The task:
Set down all of the data exactly as it appears.

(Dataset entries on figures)

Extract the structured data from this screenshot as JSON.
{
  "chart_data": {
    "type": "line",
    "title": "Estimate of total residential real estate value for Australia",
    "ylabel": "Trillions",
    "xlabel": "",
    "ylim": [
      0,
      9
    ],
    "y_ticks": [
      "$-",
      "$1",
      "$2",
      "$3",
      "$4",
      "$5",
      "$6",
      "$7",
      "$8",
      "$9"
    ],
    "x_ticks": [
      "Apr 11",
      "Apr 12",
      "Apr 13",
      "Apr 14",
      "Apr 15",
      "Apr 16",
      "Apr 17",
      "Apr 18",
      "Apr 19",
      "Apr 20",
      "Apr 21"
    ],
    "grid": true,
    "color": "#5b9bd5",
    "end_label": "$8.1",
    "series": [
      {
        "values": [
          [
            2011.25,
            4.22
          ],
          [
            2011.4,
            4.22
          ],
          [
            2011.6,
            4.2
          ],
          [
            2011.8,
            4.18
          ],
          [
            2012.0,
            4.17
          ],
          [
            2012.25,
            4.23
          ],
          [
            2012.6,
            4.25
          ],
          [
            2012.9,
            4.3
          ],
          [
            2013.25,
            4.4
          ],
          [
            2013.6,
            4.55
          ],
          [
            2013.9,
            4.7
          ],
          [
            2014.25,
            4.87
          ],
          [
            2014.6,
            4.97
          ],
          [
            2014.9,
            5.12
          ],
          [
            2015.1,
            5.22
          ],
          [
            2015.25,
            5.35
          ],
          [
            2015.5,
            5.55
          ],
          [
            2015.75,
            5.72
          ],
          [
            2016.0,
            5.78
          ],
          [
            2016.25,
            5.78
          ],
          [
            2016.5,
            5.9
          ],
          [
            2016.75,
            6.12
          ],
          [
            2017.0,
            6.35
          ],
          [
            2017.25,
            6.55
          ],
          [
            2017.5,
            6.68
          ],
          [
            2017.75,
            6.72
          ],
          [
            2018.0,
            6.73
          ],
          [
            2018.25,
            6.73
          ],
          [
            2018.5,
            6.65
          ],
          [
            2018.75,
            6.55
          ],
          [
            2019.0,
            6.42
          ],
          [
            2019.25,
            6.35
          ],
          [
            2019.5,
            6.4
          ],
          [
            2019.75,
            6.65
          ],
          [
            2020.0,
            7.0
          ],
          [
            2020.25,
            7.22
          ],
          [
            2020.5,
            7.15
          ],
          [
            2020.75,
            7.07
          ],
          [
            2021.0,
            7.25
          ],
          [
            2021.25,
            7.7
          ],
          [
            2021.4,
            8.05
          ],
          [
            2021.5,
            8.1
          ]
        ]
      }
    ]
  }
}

Task answer:
Extract the structured data from this screenshot as JSON.
{
  "chart_data": {
    "type": "line",
    "title": "Estimate of total residential real estate value for Australia",
    "ylabel": "Trillions",
    "xlabel": "",
    "ylim": [
      0,
      9
    ],
    "y_ticks": [
      "$-",
      "$1",
      "$2",
      "$3",
      "$4",
      "$5",
      "$6",
      "$7",
      "$8",
      "$9"
    ],
    "x_ticks": [
      "Apr 11",
      "Apr 12",
      "Apr 13",
      "Apr 14",
      "Apr 15",
      "Apr 16",
      "Apr 17",
      "Apr 18",
      "Apr 19",
      "Apr 20",
      "Apr 21"
    ],
    "grid": true,
    "color": "#5b9bd5",
    "end_label": "$8.1",
    "series": [
      {
        "values": [
          [
            2011.25,
            4.22
          ],
          [
            2011.4,
            4.22
          ],
          [
            2011.6,
            4.2
          ],
          [
            2011.8,
            4.18
          ],
          [
            2012.0,
            4.17
          ],
          [
            2012.25,
            4.23
          ],
          [
            2012.6,
            4.25
          ],
          [
            2012.9,
            4.3
          ],
          [
            2013.25,
            4.4
          ],
          [
            2013.6,
            4.55
          ],
          [
            2013.9,
            4.7
          ],
          [
            2014.25,
            4.87
          ],
          [
            2014.6,
            4.97
          ],
          [
            2014.9,
            5.12
          ],
          [
            2015.1,
            5.22
          ],
          [
            2015.25,
            5.35
          ],
          [
            2015.5,
            5.55
          ],
          [
            2015.75,
            5.72
          ],
          [
            2016.0,
            5.78
          ],
          [
            2016.25,
            5.78
          ],
          [
            2016.5,
            5.9
          ],
          [
            2016.75,
            6.12
          ],
          [
            2017.0,
            6.35
          ],
          [
            2017.25,
            6.55
          ],
          [
            2017.5,
            6.68
          ],
          [
            2017.75,
            6.72
          ],
          [
            2018.0,
            6.73
          ],
          [
            2018.25,
            6.73
          ],
          [
            2018.5,
            6.65
          ],
          [
            2018.75,
            6.55
          ],
          [
            2019.0,
            6.42
          ],
          [
            2019.25,
            6.35
          ],
          [
            2019.5,
            6.4
          ],
          [
            2019.75,
            6.65
          ],
          [
            2020.0,
            7.0
          ],
          [
            2020.25,
            7.22
          ],
          [
            2020.5,
            7.15
          ],
          [
            2020.75,
            7.07
          ],
          [
            2021.0,
            7.25
          ],
          [
            2021.25,
            7.7
          ],
          [
            2021.4,
            8.05
          ],
          [
            2021.5,
            8.1
          ]
        ]
      }
    ]
  }
}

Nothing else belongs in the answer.